**EXERCISE GOAL**
Copy out the records in full, word for word, without pictures.

[Excerpt from a dataset]
(begin)

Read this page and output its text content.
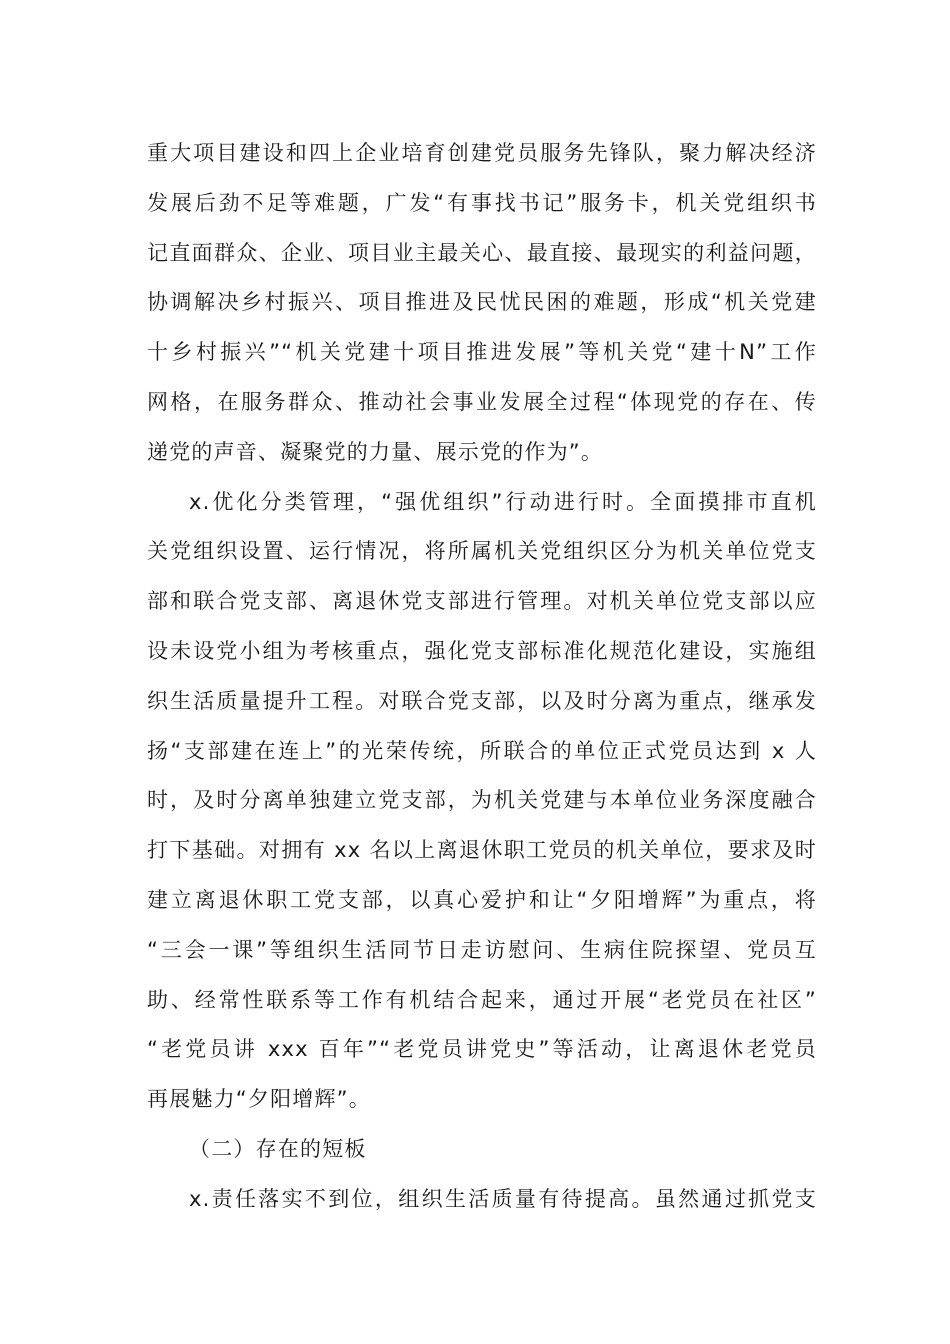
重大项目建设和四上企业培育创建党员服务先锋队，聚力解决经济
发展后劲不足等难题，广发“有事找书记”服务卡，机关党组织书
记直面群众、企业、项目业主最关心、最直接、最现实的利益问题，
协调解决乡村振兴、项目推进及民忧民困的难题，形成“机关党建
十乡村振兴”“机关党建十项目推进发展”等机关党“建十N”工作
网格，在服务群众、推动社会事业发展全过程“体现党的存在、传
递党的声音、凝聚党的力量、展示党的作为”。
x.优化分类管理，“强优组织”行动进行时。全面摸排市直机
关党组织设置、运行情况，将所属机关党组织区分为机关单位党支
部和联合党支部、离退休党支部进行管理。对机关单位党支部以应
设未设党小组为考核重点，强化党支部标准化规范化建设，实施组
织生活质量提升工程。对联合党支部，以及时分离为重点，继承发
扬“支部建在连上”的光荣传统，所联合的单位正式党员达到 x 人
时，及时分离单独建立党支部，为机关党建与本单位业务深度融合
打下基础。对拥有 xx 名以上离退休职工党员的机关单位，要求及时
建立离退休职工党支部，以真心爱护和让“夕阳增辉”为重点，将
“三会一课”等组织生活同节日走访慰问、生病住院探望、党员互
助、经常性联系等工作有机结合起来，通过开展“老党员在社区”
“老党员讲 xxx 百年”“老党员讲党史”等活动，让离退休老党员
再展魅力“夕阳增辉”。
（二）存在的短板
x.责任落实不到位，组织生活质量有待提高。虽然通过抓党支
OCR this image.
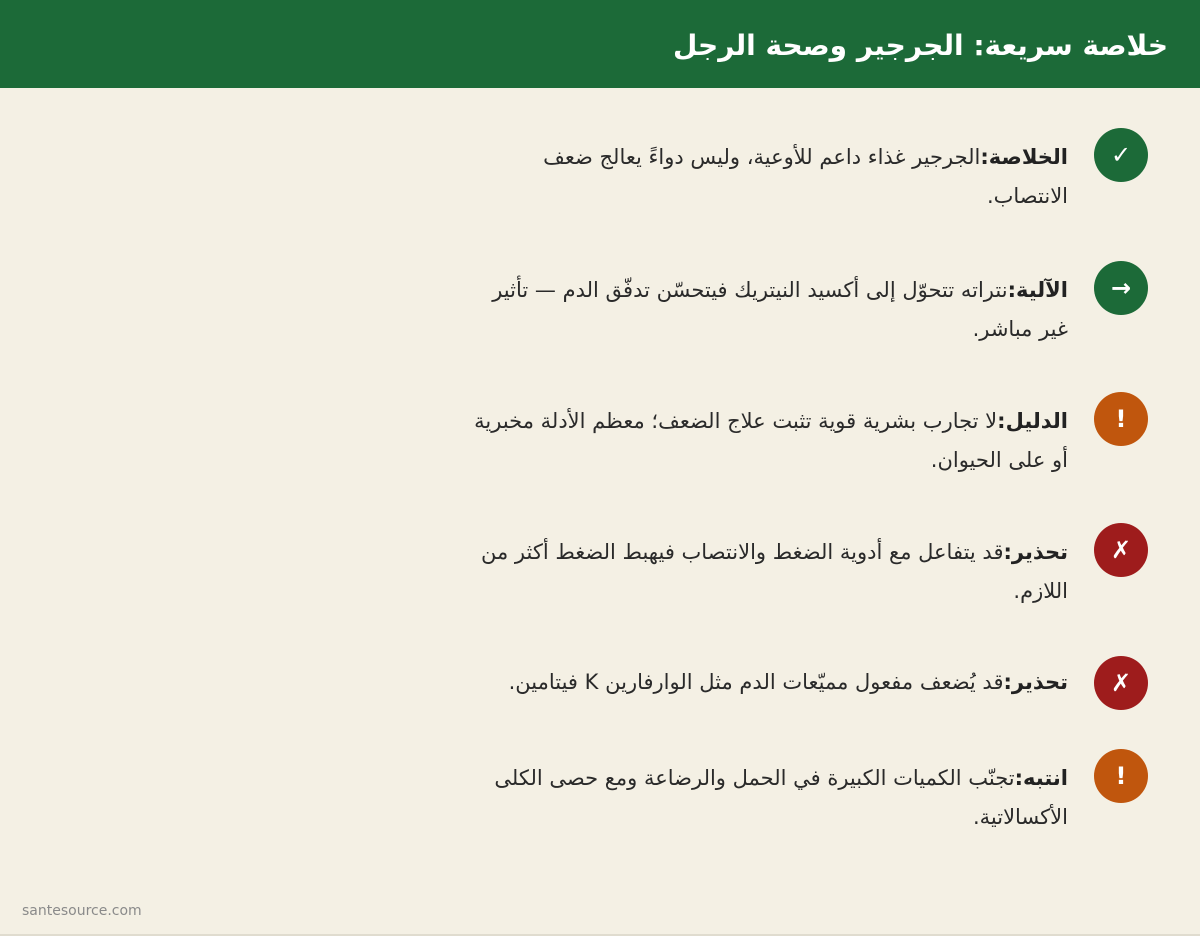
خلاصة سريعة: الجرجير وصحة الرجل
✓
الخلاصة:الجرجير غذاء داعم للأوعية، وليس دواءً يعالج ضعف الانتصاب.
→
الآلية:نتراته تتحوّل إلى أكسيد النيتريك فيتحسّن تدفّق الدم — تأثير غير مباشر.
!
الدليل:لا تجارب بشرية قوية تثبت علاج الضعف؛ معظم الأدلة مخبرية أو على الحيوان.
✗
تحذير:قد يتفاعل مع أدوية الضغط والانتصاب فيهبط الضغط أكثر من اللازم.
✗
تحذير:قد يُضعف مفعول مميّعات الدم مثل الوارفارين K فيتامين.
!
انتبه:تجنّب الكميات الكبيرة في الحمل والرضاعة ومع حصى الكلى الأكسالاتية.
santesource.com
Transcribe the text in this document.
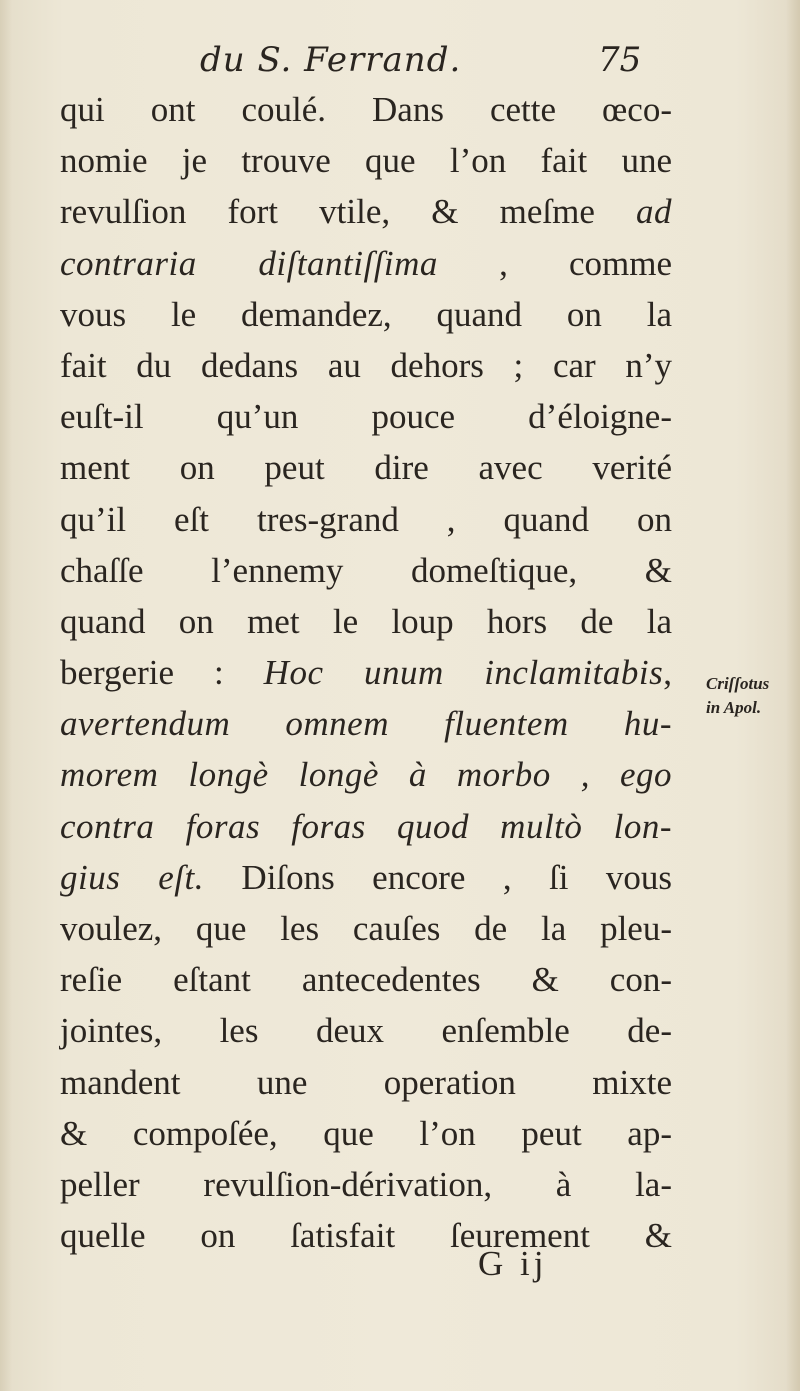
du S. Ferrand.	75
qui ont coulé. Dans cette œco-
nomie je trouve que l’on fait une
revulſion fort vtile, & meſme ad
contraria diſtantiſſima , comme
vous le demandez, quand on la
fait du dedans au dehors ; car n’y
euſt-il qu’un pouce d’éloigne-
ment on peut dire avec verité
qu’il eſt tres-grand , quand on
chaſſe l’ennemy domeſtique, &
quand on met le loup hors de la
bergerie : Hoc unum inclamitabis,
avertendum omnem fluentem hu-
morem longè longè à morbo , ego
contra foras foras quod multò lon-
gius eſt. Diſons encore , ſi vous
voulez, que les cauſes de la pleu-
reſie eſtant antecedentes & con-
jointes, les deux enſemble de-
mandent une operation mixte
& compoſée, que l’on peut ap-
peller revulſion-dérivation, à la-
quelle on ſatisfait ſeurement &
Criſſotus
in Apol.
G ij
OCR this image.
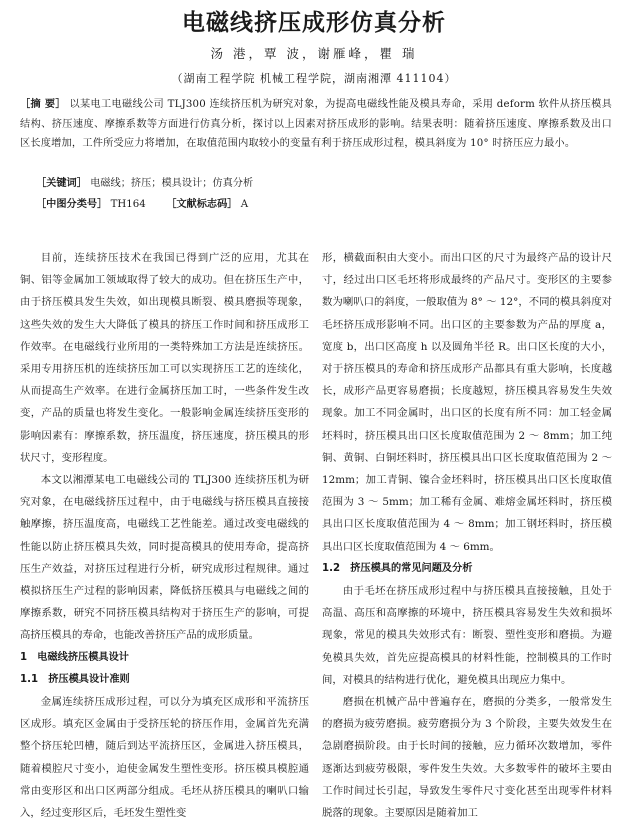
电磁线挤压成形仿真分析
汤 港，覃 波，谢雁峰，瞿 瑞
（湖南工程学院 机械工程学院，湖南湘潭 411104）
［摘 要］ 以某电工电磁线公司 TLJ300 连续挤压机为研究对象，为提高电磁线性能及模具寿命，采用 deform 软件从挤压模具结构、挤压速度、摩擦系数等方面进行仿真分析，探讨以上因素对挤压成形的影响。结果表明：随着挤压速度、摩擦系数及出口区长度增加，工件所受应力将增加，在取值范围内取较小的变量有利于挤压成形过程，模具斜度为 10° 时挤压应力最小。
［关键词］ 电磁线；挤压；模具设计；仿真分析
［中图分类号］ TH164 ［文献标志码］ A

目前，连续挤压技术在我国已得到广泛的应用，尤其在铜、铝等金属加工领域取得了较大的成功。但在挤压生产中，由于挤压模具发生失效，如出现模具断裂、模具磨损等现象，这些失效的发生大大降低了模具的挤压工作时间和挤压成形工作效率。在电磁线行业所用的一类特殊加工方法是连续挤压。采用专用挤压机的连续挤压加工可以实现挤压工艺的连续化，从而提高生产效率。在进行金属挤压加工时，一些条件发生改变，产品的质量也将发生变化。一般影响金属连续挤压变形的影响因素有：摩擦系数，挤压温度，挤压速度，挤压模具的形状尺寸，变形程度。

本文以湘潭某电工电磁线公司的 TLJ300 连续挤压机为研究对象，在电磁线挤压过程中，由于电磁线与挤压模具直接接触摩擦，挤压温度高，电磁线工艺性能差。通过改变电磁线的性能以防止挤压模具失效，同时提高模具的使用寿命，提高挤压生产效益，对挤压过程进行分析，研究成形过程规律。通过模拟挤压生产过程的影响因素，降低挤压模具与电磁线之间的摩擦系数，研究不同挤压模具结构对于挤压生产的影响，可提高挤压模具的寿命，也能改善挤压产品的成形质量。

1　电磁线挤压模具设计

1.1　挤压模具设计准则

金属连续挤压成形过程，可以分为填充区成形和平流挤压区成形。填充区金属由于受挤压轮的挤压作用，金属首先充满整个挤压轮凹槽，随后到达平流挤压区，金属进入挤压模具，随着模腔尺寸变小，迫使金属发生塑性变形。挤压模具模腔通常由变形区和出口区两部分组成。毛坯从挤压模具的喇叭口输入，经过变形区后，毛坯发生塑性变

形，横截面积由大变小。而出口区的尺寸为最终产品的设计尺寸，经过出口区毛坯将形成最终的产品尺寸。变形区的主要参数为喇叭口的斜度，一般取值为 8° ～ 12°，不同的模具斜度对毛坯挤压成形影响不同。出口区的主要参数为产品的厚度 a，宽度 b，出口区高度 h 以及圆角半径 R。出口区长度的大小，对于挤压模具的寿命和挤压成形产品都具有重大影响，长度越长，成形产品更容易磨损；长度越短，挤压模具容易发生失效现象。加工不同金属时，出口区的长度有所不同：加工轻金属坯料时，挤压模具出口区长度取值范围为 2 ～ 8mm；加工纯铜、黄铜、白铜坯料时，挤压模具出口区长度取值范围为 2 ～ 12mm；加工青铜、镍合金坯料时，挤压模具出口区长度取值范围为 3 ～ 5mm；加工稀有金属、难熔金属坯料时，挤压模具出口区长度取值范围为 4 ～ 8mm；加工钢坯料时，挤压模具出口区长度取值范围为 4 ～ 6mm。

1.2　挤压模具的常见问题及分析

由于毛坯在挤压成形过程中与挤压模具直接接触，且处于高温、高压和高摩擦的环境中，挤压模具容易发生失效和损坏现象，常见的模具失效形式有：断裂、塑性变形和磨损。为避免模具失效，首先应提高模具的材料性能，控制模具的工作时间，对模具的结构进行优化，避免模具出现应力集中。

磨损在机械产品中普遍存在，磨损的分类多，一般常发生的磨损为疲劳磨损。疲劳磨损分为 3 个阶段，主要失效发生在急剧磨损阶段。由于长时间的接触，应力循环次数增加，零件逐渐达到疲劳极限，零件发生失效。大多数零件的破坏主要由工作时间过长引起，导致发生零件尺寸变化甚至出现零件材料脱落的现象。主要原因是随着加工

(end)

**THE SOLUTION**
Read this page and output its text content.
重大项目建设和四上企业培育创建党员服务先锋队，聚力解决经济
发展后劲不足等难题，广发“有事找书记”服务卡，机关党组织书
记直面群众、企业、项目业主最关心、最直接、最现实的利益问题，
协调解决乡村振兴、项目推进及民忧民困的难题，形成“机关党建
十乡村振兴”“机关党建十项目推进发展”等机关党“建十N”工作
网格，在服务群众、推动社会事业发展全过程“体现党的存在、传
递党的声音、凝聚党的力量、展示党的作为”。
x.优化分类管理，“强优组织”行动进行时。全面摸排市直机
关党组织设置、运行情况，将所属机关党组织区分为机关单位党支
部和联合党支部、离退休党支部进行管理。对机关单位党支部以应
设未设党小组为考核重点，强化党支部标准化规范化建设，实施组
织生活质量提升工程。对联合党支部，以及时分离为重点，继承发
扬“支部建在连上”的光荣传统，所联合的单位正式党员达到 x 人
时，及时分离单独建立党支部，为机关党建与本单位业务深度融合
打下基础。对拥有 xx 名以上离退休职工党员的机关单位，要求及时
建立离退休职工党支部，以真心爱护和让“夕阳增辉”为重点，将
“三会一课”等组织生活同节日走访慰问、生病住院探望、党员互
助、经常性联系等工作有机结合起来，通过开展“老党员在社区”
“老党员讲 xxx 百年”“老党员讲党史”等活动，让离退休老党员
再展魅力“夕阳增辉”。
（二）存在的短板
x.责任落实不到位，组织生活质量有待提高。虽然通过抓党支
OCR this image.
خلاصة سريعة: الجرجير وصحة الرجل
✓
الخلاصة:الجرجير غذاء داعم للأوعية، وليس دواءً يعالج ضعف الانتصاب.
→
الآلية:نتراته تتحوّل إلى أكسيد النيتريك فيتحسّن تدفّق الدم — تأثير غير مباشر.
!
الدليل:لا تجارب بشرية قوية تثبت علاج الضعف؛ معظم الأدلة مخبرية أو على الحيوان.
✗
تحذير:قد يتفاعل مع أدوية الضغط والانتصاب فيهبط الضغط أكثر من اللازم.
✗
تحذير:قد يُضعف مفعول مميّعات الدم مثل الوارفارين K فيتامين.
!
انتبه:تجنّب الكميات الكبيرة في الحمل والرضاعة ومع حصى الكلى الأكسالاتية.
santesource.com
Transcribe the text in this document.
du S. Ferrand.	75
qui ont coulé. Dans cette œco-
nomie je trouve que l’on fait une
revulſion fort vtile, & meſme ad
contraria diſtantiſſima , comme
vous le demandez, quand on la
fait du dedans au dehors ; car n’y
euſt-il qu’un pouce d’éloigne-
ment on peut dire avec verité
qu’il eſt tres-grand , quand on
chaſſe l’ennemy domeſtique, &
quand on met le loup hors de la
bergerie : Hoc unum inclamitabis,
avertendum omnem fluentem hu-
morem longè longè à morbo , ego
contra foras foras quod multò lon-
gius eſt. Diſons encore , ſi vous
voulez, que les cauſes de la pleu-
reſie eſtant antecedentes & con-
jointes, les deux enſemble de-
mandent une operation mixte
& compoſée, que l’on peut ap-
peller revulſion-dérivation, à la-
quelle on ſatisfait ſeurement &
Criſſotus
in Apol.
G ij
OCR this image.
电磁线挤压成形仿真分析
汤 港，覃 波，谢雁峰，瞿 瑞
（湖南工程学院 机械工程学院，湖南湘潭 411104）
［摘 要］ 以某电工电磁线公司 TLJ300 连续挤压机为研究对象，为提高电磁线性能及模具寿命，采用 deform 软件从挤压模具结构、挤压速度、摩擦系数等方面进行仿真分析，探讨以上因素对挤压成形的影响。结果表明：随着挤压速度、摩擦系数及出口区长度增加，工件所受应力将增加，在取值范围内取较小的变量有利于挤压成形过程，模具斜度为 10° 时挤压应力最小。
［关键词］ 电磁线；挤压；模具设计；仿真分析
［中图分类号］ TH164 ［文献标志码］ A

目前，连续挤压技术在我国已得到广泛的应用，尤其在铜、铝等金属加工领域取得了较大的成功。但在挤压生产中，由于挤压模具发生失效，如出现模具断裂、模具磨损等现象，这些失效的发生大大降低了模具的挤压工作时间和挤压成形工作效率。在电磁线行业所用的一类特殊加工方法是连续挤压。采用专用挤压机的连续挤压加工可以实现挤压工艺的连续化，从而提高生产效率。在进行金属挤压加工时，一些条件发生改变，产品的质量也将发生变化。一般影响金属连续挤压变形的影响因素有：摩擦系数，挤压温度，挤压速度，挤压模具的形状尺寸，变形程度。

本文以湘潭某电工电磁线公司的 TLJ300 连续挤压机为研究对象，在电磁线挤压过程中，由于电磁线与挤压模具直接接触摩擦，挤压温度高，电磁线工艺性能差。通过改变电磁线的性能以防止挤压模具失效，同时提高模具的使用寿命，提高挤压生产效益，对挤压过程进行分析，研究成形过程规律。通过模拟挤压生产过程的影响因素，降低挤压模具与电磁线之间的摩擦系数，研究不同挤压模具结构对于挤压生产的影响，可提高挤压模具的寿命，也能改善挤压产品的成形质量。

1　电磁线挤压模具设计

1.1　挤压模具设计准则

金属连续挤压成形过程，可以分为填充区成形和平流挤压区成形。填充区金属由于受挤压轮的挤压作用，金属首先充满整个挤压轮凹槽，随后到达平流挤压区，金属进入挤压模具，随着模腔尺寸变小，迫使金属发生塑性变形。挤压模具模腔通常由变形区和出口区两部分组成。毛坯从挤压模具的喇叭口输入，经过变形区后，毛坯发生塑性变

形，横截面积由大变小。而出口区的尺寸为最终产品的设计尺寸，经过出口区毛坯将形成最终的产品尺寸。变形区的主要参数为喇叭口的斜度，一般取值为 8° ～ 12°，不同的模具斜度对毛坯挤压成形影响不同。出口区的主要参数为产品的厚度 a，宽度 b，出口区高度 h 以及圆角半径 R。出口区长度的大小，对于挤压模具的寿命和挤压成形产品都具有重大影响，长度越长，成形产品更容易磨损；长度越短，挤压模具容易发生失效现象。加工不同金属时，出口区的长度有所不同：加工轻金属坯料时，挤压模具出口区长度取值范围为 2 ～ 8mm；加工纯铜、黄铜、白铜坯料时，挤压模具出口区长度取值范围为 2 ～ 12mm；加工青铜、镍合金坯料时，挤压模具出口区长度取值范围为 3 ～ 5mm；加工稀有金属、难熔金属坯料时，挤压模具出口区长度取值范围为 4 ～ 8mm；加工钢坯料时，挤压模具出口区长度取值范围为 4 ～ 6mm。

1.2　挤压模具的常见问题及分析

由于毛坯在挤压成形过程中与挤压模具直接接触，且处于高温、高压和高摩擦的环境中，挤压模具容易发生失效和损坏现象，常见的模具失效形式有：断裂、塑性变形和磨损。为避免模具失效，首先应提高模具的材料性能，控制模具的工作时间，对模具的结构进行优化，避免模具出现应力集中。

磨损在机械产品中普遍存在，磨损的分类多，一般常发生的磨损为疲劳磨损。疲劳磨损分为 3 个阶段，主要失效发生在急剧磨损阶段。由于长时间的接触，应力循环次数增加，零件逐渐达到疲劳极限，零件发生失效。大多数零件的破坏主要由工作时间过长引起，导致发生零件尺寸变化甚至出现零件材料脱落的现象。主要原因是随着加工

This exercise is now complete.